● **WHAT YOU HAVE TO DO**
Identify and reproduce every line holding the string "content".

● **STORED ROWS**
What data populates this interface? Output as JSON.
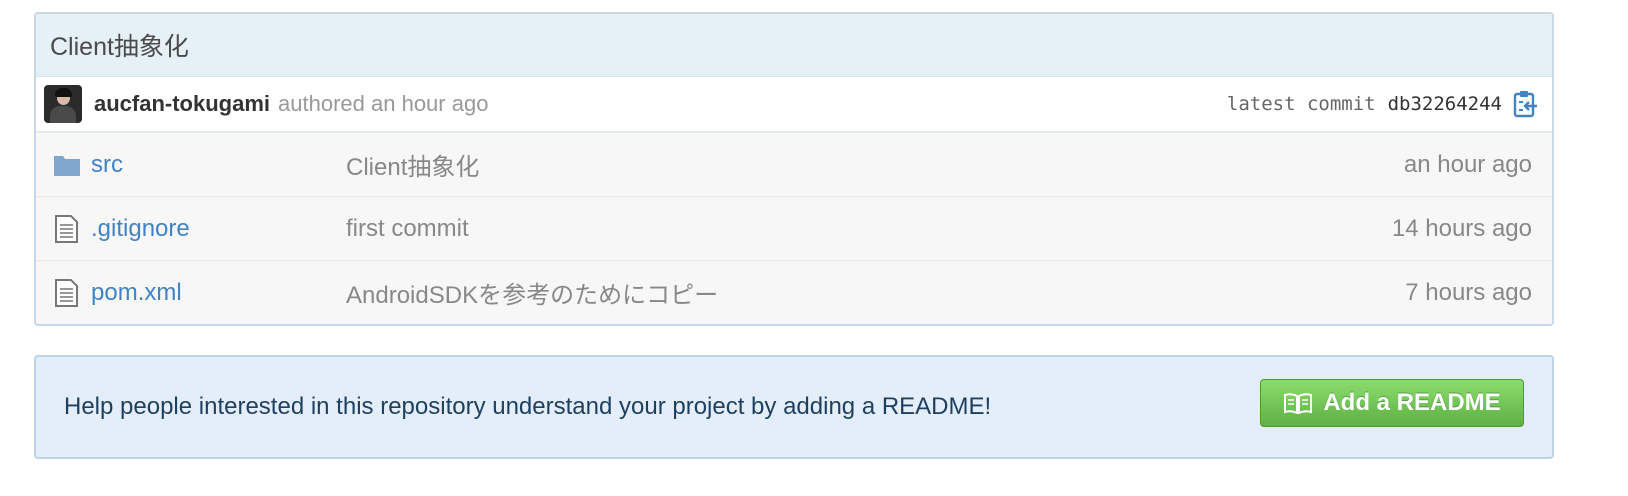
{
  "commit": {
    "title": "Client抽象化",
    "author": "aucfan-tokugami",
    "authored_text": "authored an hour ago",
    "latest_label": "latest commit",
    "sha": "db32264244"
  },
  "files": [
    {
      "name": "src",
      "type": "folder",
      "message": "Client抽象化",
      "age": "an hour ago"
    },
    {
      "name": ".gitignore",
      "type": "file",
      "message": "first commit",
      "age": "14 hours ago"
    },
    {
      "name": "pom.xml",
      "type": "file",
      "message": "AndroidSDKを参考のためにコピー",
      "age": "7 hours ago"
    }
  ],
  "readme": {
    "prompt": "Help people interested in this repository understand your project by adding a README!",
    "button_label": "Add a README"
  },
  "icons": {
    "folder": "folder-icon",
    "file": "file-icon",
    "clipboard": "clipboard-icon",
    "book": "book-icon"
  },
  "colors": {
    "link": "#4183c4",
    "header_bg": "#e5f0f7",
    "readme_bg": "#e3eefa",
    "button_green": "#60b044"
  }
}
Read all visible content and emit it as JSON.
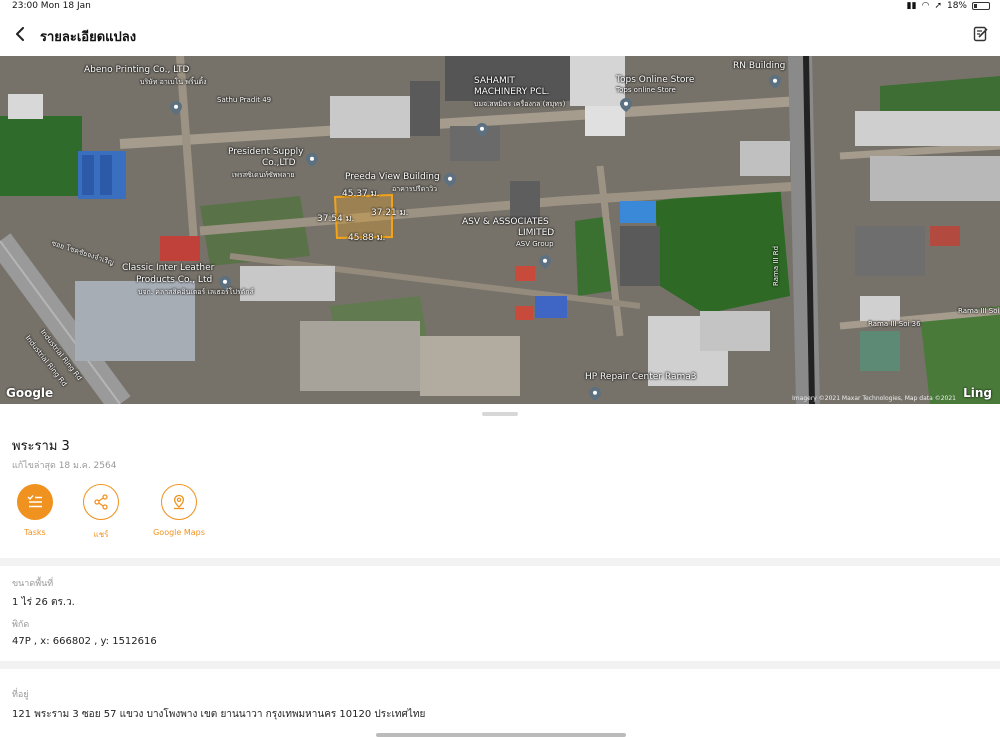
{
  "status_bar": {
    "time_date": "23:00  Mon 18 Jan",
    "battery": "18%"
  },
  "header": {
    "title": "รายละเอียดแปลง"
  },
  "map": {
    "labels": {
      "abeno": "Abeno Printing Co., LTD",
      "abeno_th": "บริษัท อาเบโน่ พริ้นติ้ง",
      "sathu_pradit": "Sathu Pradit 49",
      "sahamit": "SAHAMIT",
      "sahamit2": "MACHINERY PCL.",
      "sahamit_th": "บมจ.สหมิตร เครื่องกล (สมุทร)",
      "tops": "Tops Online Store",
      "tops_th": "Tops online Store",
      "rn": "RN Building",
      "president": "President Supply",
      "president2": "Co.,LTD",
      "president_th": "เพรสซิเดนท์ซัพพลาย",
      "preeda": "Preeda View Building",
      "preeda_th": "อาคารปรีดาวิว",
      "asv": "ASV & ASSOCIATES",
      "asv2": "LIMITED",
      "asv_th": "ASV Group",
      "classic": "Classic Inter Leather",
      "classic2": "Products Co., Ltd",
      "classic_th": "บจก. คลาสสิคอินเตอร์ เลเธอร์โปรดักส์",
      "soi": "ซอย โชคชัยจงจำเริญ",
      "rama3_rd": "Rama III Rd",
      "rama3_soi36": "Rama III Soi 36",
      "rama3_soi": "Rama III Soi",
      "ring_rd1": "Industrial Ring Rd",
      "ring_rd2": "Industrial Ring Rd",
      "hp": "HP Repair Center Rama3",
      "credit": "Imagery ©2021 Maxar Technologies, Map data ©2021"
    },
    "plot_dimensions": {
      "top": "45.37 ม.",
      "left": "37.54 ม.",
      "right": "37.21 ม.",
      "bottom": "45.88 ม."
    },
    "google_logo": "Google",
    "ling_logo": "Ling"
  },
  "place": {
    "name": "พระราม 3",
    "updated": "แก้ไขล่าสุด 18 ม.ค. 2564"
  },
  "actions": [
    {
      "label": "Tasks",
      "icon": "tasks-icon"
    },
    {
      "label": "แชร์",
      "icon": "share-icon"
    },
    {
      "label": "Google Maps",
      "icon": "google-maps-icon"
    }
  ],
  "details": {
    "area_label": "ขนาดพื้นที่",
    "area_value": "1 ไร่  26 ตร.ว.",
    "coord_label": "พิกัด",
    "coord_value": "47P ,  x: 666802 ,  y: 1512616",
    "address_label": "ที่อยู่",
    "address_value": "121 พระราม 3 ซอย 57 แขวง บางโพงพาง เขต ยานนาวา กรุงเทพมหานคร 10120 ประเทศไทย"
  },
  "colors": {
    "accent": "#f0921f",
    "plot_outline": "#f2a31a"
  }
}
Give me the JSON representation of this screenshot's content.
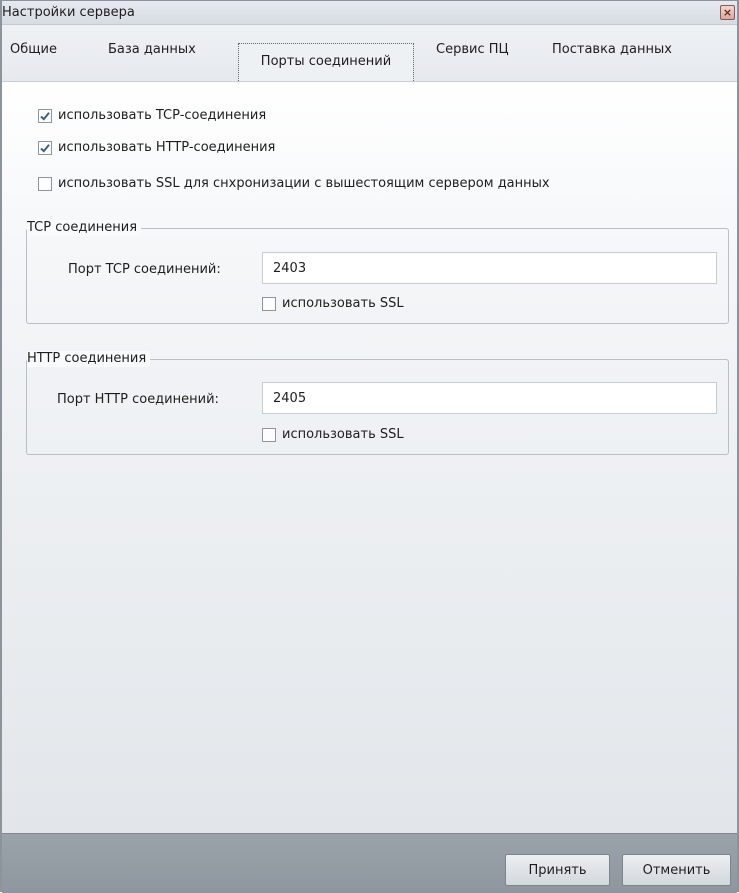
{
  "window": {
    "title": "Настройки сервера",
    "close_icon": "close-icon"
  },
  "tabs": [
    {
      "label": "Общие",
      "active": false
    },
    {
      "label": "База данных",
      "active": false
    },
    {
      "label": "Порты соединений",
      "active": true
    },
    {
      "label": "Сервис ПЦ",
      "active": false
    },
    {
      "label": "Поставка данных",
      "active": false
    }
  ],
  "options": [
    {
      "label": "использовать TCP-соединения",
      "checked": true
    },
    {
      "label": "использовать HTTP-соединения",
      "checked": true
    },
    {
      "label": "использовать SSL для снхронизации с вышестоящим сервером данных",
      "checked": false
    }
  ],
  "tcp_group": {
    "title": "TCP соединения",
    "port_label": "Порт TCP соединений:",
    "port_value": "2403",
    "ssl_label": "использовать SSL",
    "ssl_checked": false
  },
  "http_group": {
    "title": "HTTP соединения",
    "port_label": "Порт HTTP соединений:",
    "port_value": "2405",
    "ssl_label": "использовать SSL",
    "ssl_checked": false
  },
  "footer": {
    "accept_label": "Принять",
    "cancel_label": "Отменить"
  },
  "colors": {
    "check_mark": "#3f5f86",
    "footer_bg": "#959da5"
  }
}
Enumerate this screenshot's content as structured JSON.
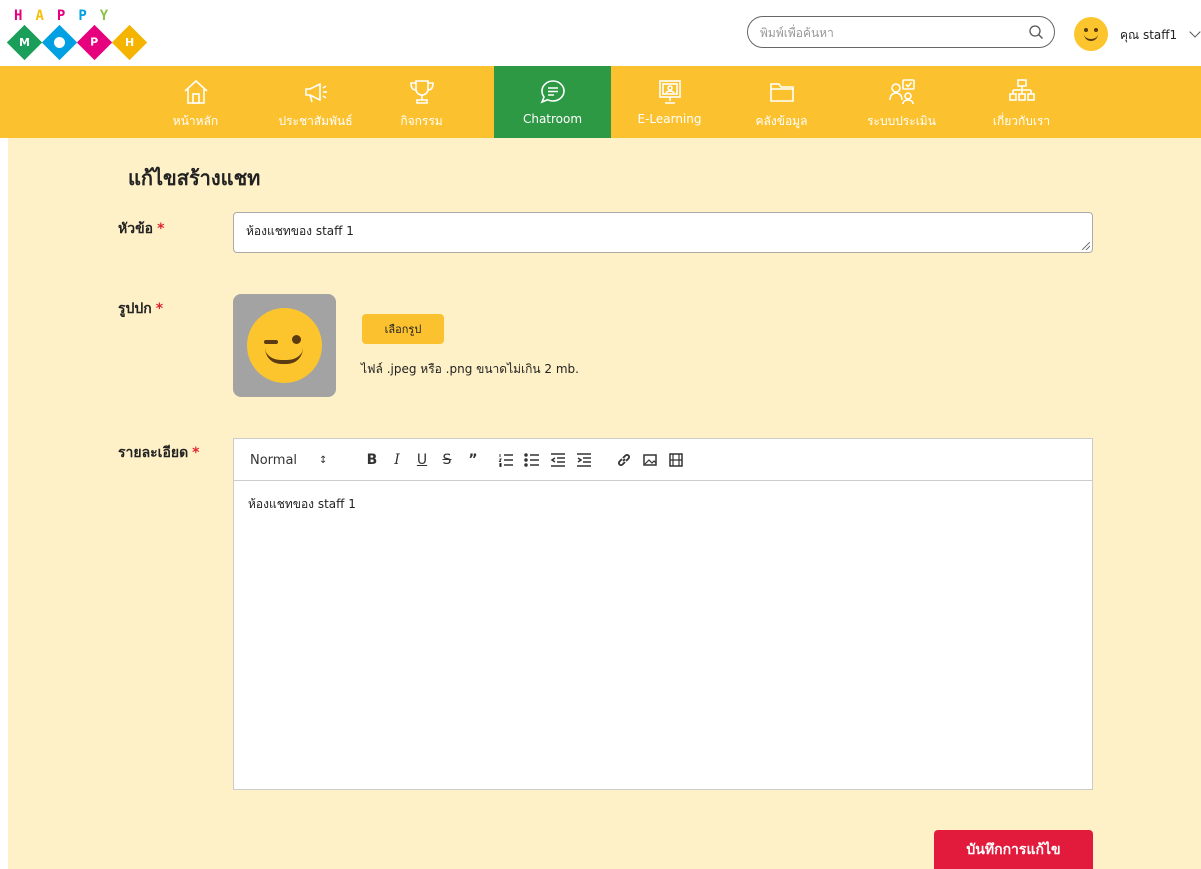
{
  "logo": {
    "letters": [
      "H",
      "A",
      "P",
      "P",
      "Y"
    ],
    "word": [
      "M",
      "O",
      "P",
      "H"
    ]
  },
  "header": {
    "search_placeholder": "พิมพ์เพื่อค้นหา",
    "username": "คุณ staff1"
  },
  "nav": {
    "items": [
      {
        "label": "หน้าหลัก",
        "icon": "home-icon"
      },
      {
        "label": "ประชาสัมพันธ์",
        "icon": "megaphone-icon"
      },
      {
        "label": "กิจกรรม",
        "icon": "trophy-icon"
      },
      {
        "label": "Chatroom",
        "icon": "chat-icon",
        "active": true
      },
      {
        "label": "E-Learning",
        "icon": "monitor-icon"
      },
      {
        "label": "คลังข้อมูล",
        "icon": "folder-icon"
      },
      {
        "label": "ระบบประเมิน",
        "icon": "evaluation-icon"
      },
      {
        "label": "เกี่ยวกับเรา",
        "icon": "org-chart-icon"
      }
    ],
    "active_color": "#2e9945",
    "bar_color": "#fbc12e"
  },
  "form": {
    "title": "แก้ไขสร้างแชท",
    "topic_label": "หัวข้อ",
    "topic_value": "ห้องแชทของ staff 1",
    "cover_label": "รูปปก",
    "pick_button": "เลือกรูป",
    "file_hint": "ไฟล์ .jpeg หรือ .png ขนาดไม่เกิน 2 mb.",
    "detail_label": "รายละเอียด",
    "required_mark": "*",
    "editor": {
      "format_select": "Normal",
      "toolbar_icons": [
        "bold-icon",
        "italic-icon",
        "underline-icon",
        "strikethrough-icon",
        "blockquote-icon",
        "ordered-list-icon",
        "bullet-list-icon",
        "outdent-icon",
        "indent-icon",
        "link-icon",
        "image-icon",
        "video-icon"
      ],
      "content": "ห้องแชทของ staff 1"
    },
    "save_button": "บันทึกการแก้ไข"
  },
  "colors": {
    "page_bg": "#fff1c7",
    "save": "#e21b3c",
    "required": "#e0242f"
  }
}
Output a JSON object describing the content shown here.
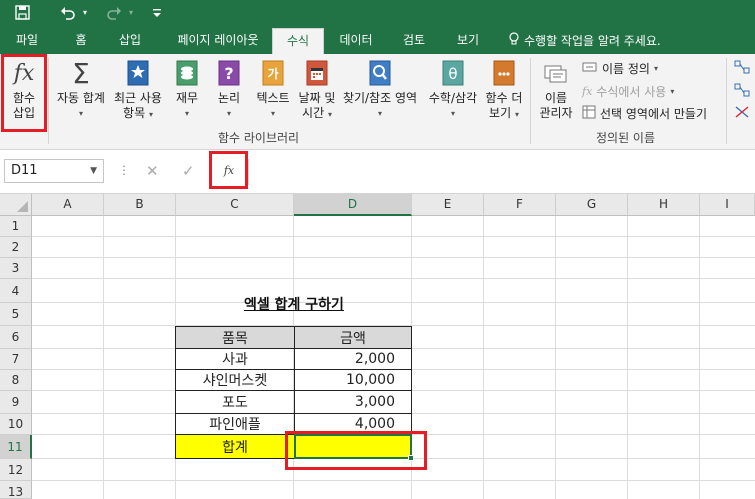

● **OUTPUT FOR THIS TASK**
Read all visible content and emit it as JSON.
Give me the JSON representation of this screenshot's content.
Enumerate this screenshot's content as structured JSON.
      "content": "ห้องแชทของ staff 1"
Output a JSON object describing the content shown here.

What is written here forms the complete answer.